* **AVAILABLE RECORDS**:
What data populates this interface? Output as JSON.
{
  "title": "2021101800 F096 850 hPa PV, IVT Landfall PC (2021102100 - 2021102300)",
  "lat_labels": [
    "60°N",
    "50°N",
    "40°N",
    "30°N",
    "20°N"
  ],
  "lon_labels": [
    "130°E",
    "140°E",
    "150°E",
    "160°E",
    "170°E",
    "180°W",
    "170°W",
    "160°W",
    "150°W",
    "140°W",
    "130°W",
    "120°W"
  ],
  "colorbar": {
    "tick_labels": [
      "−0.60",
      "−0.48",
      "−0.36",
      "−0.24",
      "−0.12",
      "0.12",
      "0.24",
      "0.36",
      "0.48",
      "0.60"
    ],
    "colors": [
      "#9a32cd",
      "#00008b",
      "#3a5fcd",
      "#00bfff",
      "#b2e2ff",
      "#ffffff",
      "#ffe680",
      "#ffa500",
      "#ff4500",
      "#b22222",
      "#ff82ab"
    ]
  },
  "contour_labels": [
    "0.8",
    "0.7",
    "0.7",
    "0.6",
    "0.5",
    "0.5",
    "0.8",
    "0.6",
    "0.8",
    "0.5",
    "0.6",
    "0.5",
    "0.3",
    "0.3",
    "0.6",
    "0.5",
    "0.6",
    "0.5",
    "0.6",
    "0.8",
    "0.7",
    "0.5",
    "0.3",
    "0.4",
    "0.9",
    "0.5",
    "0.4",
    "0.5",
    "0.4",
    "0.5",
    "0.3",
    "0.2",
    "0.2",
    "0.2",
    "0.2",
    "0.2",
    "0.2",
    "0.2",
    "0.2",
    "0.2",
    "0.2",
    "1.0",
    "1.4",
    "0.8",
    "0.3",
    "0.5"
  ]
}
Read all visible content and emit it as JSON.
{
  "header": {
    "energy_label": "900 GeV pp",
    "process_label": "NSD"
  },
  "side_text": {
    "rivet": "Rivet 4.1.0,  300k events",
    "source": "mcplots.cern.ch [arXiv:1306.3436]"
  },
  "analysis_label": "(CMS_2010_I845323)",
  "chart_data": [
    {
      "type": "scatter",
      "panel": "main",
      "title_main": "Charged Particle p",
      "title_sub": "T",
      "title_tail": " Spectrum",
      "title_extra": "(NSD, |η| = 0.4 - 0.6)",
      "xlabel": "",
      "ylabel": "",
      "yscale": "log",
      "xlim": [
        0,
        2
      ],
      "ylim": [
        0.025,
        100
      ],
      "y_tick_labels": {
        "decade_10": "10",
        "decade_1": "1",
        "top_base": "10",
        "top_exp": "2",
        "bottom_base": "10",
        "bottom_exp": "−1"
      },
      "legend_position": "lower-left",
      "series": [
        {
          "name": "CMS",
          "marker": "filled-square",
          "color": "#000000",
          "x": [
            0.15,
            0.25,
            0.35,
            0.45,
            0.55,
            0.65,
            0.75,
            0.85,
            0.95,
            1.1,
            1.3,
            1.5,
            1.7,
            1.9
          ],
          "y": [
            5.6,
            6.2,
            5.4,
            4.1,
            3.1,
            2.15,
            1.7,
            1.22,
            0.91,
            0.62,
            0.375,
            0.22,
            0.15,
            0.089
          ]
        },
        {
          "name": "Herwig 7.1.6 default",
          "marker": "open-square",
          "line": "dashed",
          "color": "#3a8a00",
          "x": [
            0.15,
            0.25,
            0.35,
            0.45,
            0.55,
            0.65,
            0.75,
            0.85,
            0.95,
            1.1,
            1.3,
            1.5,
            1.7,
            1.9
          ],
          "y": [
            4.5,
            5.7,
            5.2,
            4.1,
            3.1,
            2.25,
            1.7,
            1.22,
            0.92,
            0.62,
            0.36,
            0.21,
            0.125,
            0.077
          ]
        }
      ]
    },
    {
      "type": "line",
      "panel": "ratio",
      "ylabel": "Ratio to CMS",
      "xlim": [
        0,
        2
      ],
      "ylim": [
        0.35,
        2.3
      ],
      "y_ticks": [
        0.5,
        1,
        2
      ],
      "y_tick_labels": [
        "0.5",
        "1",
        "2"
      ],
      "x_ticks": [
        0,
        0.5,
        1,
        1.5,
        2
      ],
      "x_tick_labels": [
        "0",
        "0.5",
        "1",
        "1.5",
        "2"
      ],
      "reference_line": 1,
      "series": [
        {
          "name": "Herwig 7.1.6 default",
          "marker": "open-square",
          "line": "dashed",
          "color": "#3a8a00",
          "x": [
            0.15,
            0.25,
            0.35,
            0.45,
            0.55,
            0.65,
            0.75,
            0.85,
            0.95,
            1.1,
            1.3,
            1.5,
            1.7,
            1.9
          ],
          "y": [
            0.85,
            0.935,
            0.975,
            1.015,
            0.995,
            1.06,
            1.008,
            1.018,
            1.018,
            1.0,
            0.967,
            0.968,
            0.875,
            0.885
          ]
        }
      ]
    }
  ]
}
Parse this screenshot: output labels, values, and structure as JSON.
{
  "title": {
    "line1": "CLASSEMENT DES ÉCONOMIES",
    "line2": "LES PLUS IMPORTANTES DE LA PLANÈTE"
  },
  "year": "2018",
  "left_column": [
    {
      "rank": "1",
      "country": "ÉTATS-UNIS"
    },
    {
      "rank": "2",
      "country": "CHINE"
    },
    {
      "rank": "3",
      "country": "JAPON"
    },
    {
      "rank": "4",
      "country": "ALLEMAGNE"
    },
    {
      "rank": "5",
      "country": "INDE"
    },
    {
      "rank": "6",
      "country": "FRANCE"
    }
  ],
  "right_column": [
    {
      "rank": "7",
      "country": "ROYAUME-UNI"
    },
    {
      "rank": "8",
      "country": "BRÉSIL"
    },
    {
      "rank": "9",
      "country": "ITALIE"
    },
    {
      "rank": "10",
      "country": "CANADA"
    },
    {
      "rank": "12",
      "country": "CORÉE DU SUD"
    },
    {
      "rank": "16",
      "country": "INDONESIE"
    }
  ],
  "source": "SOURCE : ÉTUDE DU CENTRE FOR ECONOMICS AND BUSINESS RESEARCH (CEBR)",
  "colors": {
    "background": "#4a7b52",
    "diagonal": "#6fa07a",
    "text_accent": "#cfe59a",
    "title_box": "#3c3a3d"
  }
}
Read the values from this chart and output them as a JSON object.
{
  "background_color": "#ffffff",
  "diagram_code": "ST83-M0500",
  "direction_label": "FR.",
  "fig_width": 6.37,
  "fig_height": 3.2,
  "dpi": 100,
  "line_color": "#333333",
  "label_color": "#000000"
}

* **PROMPT**: Make an exact copy of the data above.

* **EXERCISE ANSWER**:
What data populates this interface? Output as JSON.
{
  "title": "2021101800 F096 850 hPa PV, IVT Landfall PC (2021102100 - 2021102300)",
  "lat_labels": [
    "60°N",
    "50°N",
    "40°N",
    "30°N",
    "20°N"
  ],
  "lon_labels": [
    "130°E",
    "140°E",
    "150°E",
    "160°E",
    "170°E",
    "180°W",
    "170°W",
    "160°W",
    "150°W",
    "140°W",
    "130°W",
    "120°W"
  ],
  "colorbar": {
    "tick_labels": [
      "−0.60",
      "−0.48",
      "−0.36",
      "−0.24",
      "−0.12",
      "0.12",
      "0.24",
      "0.36",
      "0.48",
      "0.60"
    ],
    "colors": [
      "#9a32cd",
      "#00008b",
      "#3a5fcd",
      "#00bfff",
      "#b2e2ff",
      "#ffffff",
      "#ffe680",
      "#ffa500",
      "#ff4500",
      "#b22222",
      "#ff82ab"
    ]
  },
  "contour_labels": [
    "0.8",
    "0.7",
    "0.7",
    "0.6",
    "0.5",
    "0.5",
    "0.8",
    "0.6",
    "0.8",
    "0.5",
    "0.6",
    "0.5",
    "0.3",
    "0.3",
    "0.6",
    "0.5",
    "0.6",
    "0.5",
    "0.6",
    "0.8",
    "0.7",
    "0.5",
    "0.3",
    "0.4",
    "0.9",
    "0.5",
    "0.4",
    "0.5",
    "0.4",
    "0.5",
    "0.3",
    "0.2",
    "0.2",
    "0.2",
    "0.2",
    "0.2",
    "0.2",
    "0.2",
    "0.2",
    "0.2",
    "0.2",
    "1.0",
    "1.4",
    "0.8",
    "0.3",
    "0.5"
  ]
}
Read all visible content and emit it as JSON.
{
  "header": {
    "energy_label": "900 GeV pp",
    "process_label": "NSD"
  },
  "side_text": {
    "rivet": "Rivet 4.1.0,  300k events",
    "source": "mcplots.cern.ch [arXiv:1306.3436]"
  },
  "analysis_label": "(CMS_2010_I845323)",
  "chart_data": [
    {
      "type": "scatter",
      "panel": "main",
      "title_main": "Charged Particle p",
      "title_sub": "T",
      "title_tail": " Spectrum",
      "title_extra": "(NSD, |η| = 0.4 - 0.6)",
      "xlabel": "",
      "ylabel": "",
      "yscale": "log",
      "xlim": [
        0,
        2
      ],
      "ylim": [
        0.025,
        100
      ],
      "y_tick_labels": {
        "decade_10": "10",
        "decade_1": "1",
        "top_base": "10",
        "top_exp": "2",
        "bottom_base": "10",
        "bottom_exp": "−1"
      },
      "legend_position": "lower-left",
      "series": [
        {
          "name": "CMS",
          "marker": "filled-square",
          "color": "#000000",
          "x": [
            0.15,
            0.25,
            0.35,
            0.45,
            0.55,
            0.65,
            0.75,
            0.85,
            0.95,
            1.1,
            1.3,
            1.5,
            1.7,
            1.9
          ],
          "y": [
            5.6,
            6.2,
            5.4,
            4.1,
            3.1,
            2.15,
            1.7,
            1.22,
            0.91,
            0.62,
            0.375,
            0.22,
            0.15,
            0.089
          ]
        },
        {
          "name": "Herwig 7.1.6 default",
          "marker": "open-square",
          "line": "dashed",
          "color": "#3a8a00",
          "x": [
            0.15,
            0.25,
            0.35,
            0.45,
            0.55,
            0.65,
            0.75,
            0.85,
            0.95,
            1.1,
            1.3,
            1.5,
            1.7,
            1.9
          ],
          "y": [
            4.5,
            5.7,
            5.2,
            4.1,
            3.1,
            2.25,
            1.7,
            1.22,
            0.92,
            0.62,
            0.36,
            0.21,
            0.125,
            0.077
          ]
        }
      ]
    },
    {
      "type": "line",
      "panel": "ratio",
      "ylabel": "Ratio to CMS",
      "xlim": [
        0,
        2
      ],
      "ylim": [
        0.35,
        2.3
      ],
      "y_ticks": [
        0.5,
        1,
        2
      ],
      "y_tick_labels": [
        "0.5",
        "1",
        "2"
      ],
      "x_ticks": [
        0,
        0.5,
        1,
        1.5,
        2
      ],
      "x_tick_labels": [
        "0",
        "0.5",
        "1",
        "1.5",
        "2"
      ],
      "reference_line": 1,
      "series": [
        {
          "name": "Herwig 7.1.6 default",
          "marker": "open-square",
          "line": "dashed",
          "color": "#3a8a00",
          "x": [
            0.15,
            0.25,
            0.35,
            0.45,
            0.55,
            0.65,
            0.75,
            0.85,
            0.95,
            1.1,
            1.3,
            1.5,
            1.7,
            1.9
          ],
          "y": [
            0.85,
            0.935,
            0.975,
            1.015,
            0.995,
            1.06,
            1.008,
            1.018,
            1.018,
            1.0,
            0.967,
            0.968,
            0.875,
            0.885
          ]
        }
      ]
    }
  ]
}
Parse this screenshot: output labels, values, and structure as JSON.
{
  "title": {
    "line1": "CLASSEMENT DES ÉCONOMIES",
    "line2": "LES PLUS IMPORTANTES DE LA PLANÈTE"
  },
  "year": "2018",
  "left_column": [
    {
      "rank": "1",
      "country": "ÉTATS-UNIS"
    },
    {
      "rank": "2",
      "country": "CHINE"
    },
    {
      "rank": "3",
      "country": "JAPON"
    },
    {
      "rank": "4",
      "country": "ALLEMAGNE"
    },
    {
      "rank": "5",
      "country": "INDE"
    },
    {
      "rank": "6",
      "country": "FRANCE"
    }
  ],
  "right_column": [
    {
      "rank": "7",
      "country": "ROYAUME-UNI"
    },
    {
      "rank": "8",
      "country": "BRÉSIL"
    },
    {
      "rank": "9",
      "country": "ITALIE"
    },
    {
      "rank": "10",
      "country": "CANADA"
    },
    {
      "rank": "12",
      "country": "CORÉE DU SUD"
    },
    {
      "rank": "16",
      "country": "INDONESIE"
    }
  ],
  "source": "SOURCE : ÉTUDE DU CENTRE FOR ECONOMICS AND BUSINESS RESEARCH (CEBR)",
  "colors": {
    "background": "#4a7b52",
    "diagonal": "#6fa07a",
    "text_accent": "#cfe59a",
    "title_box": "#3c3a3d"
  }
}
Read the values from this chart and output them as a JSON object.
{
  "background_color": "#ffffff",
  "diagram_code": "ST83-M0500",
  "direction_label": "FR.",
  "fig_width": 6.37,
  "fig_height": 3.2,
  "dpi": 100,
  "line_color": "#333333",
  "label_color": "#000000"
}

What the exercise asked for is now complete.